- **Work required**
Find every line in the records that holds the string "partial". Copy each one.

- **Exercise input**
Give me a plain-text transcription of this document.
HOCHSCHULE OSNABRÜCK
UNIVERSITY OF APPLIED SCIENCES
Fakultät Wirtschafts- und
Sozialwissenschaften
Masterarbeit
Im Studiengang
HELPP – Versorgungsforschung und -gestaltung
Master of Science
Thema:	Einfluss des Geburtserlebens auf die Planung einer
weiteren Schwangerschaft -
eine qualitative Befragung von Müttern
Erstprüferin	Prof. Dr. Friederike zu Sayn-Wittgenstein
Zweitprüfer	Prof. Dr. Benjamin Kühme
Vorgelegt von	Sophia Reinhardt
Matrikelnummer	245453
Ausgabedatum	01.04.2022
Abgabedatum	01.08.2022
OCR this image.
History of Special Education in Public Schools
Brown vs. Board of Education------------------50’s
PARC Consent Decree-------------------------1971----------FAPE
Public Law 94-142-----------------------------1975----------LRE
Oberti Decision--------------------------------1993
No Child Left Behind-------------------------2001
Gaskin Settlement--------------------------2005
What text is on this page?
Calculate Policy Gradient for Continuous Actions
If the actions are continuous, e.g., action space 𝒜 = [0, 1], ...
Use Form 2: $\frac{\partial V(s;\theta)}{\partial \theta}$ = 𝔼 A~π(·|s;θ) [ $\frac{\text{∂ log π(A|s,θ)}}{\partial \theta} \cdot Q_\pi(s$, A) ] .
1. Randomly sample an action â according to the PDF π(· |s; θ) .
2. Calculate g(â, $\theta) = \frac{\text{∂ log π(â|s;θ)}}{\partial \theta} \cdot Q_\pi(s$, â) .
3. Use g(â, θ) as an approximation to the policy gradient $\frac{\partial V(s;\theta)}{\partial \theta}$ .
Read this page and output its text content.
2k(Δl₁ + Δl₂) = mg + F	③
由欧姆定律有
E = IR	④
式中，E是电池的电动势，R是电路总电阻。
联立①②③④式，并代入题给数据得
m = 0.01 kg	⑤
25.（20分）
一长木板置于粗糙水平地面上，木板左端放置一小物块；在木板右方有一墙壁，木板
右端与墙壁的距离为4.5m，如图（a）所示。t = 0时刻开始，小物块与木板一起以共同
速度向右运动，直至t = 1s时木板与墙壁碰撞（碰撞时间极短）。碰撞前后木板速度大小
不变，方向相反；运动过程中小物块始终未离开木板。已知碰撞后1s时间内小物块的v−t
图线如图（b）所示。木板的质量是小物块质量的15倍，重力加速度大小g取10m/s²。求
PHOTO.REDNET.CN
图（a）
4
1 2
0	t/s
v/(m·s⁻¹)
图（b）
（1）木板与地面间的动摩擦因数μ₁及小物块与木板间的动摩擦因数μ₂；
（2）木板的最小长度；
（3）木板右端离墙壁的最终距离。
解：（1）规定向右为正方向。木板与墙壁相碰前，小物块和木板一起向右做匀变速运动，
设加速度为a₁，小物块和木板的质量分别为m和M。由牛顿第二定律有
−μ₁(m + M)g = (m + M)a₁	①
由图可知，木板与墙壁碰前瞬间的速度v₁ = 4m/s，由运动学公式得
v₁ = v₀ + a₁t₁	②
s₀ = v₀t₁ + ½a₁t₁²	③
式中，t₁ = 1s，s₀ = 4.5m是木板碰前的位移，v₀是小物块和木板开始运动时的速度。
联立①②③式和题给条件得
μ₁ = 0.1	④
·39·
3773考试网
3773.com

- **Solution**
Use Form 2: $\frac{\partial V(s;\theta)}{\partial \theta}$ = 𝔼 A~π(·|s;θ) [ $\frac{\text{∂ log π(A|s,θ)}}{\partial \theta} \cdot Q_\pi(s$, A) ] .
2. Calculate g(â, $\theta) = \frac{\text{∂ log π(â|s;θ)}}{\partial \theta} \cdot Q_\pi(s$, â) .
3. Use g(â, θ) as an approximation to the policy gradient $\frac{\partial V(s;\theta)}{\partial \theta}$ .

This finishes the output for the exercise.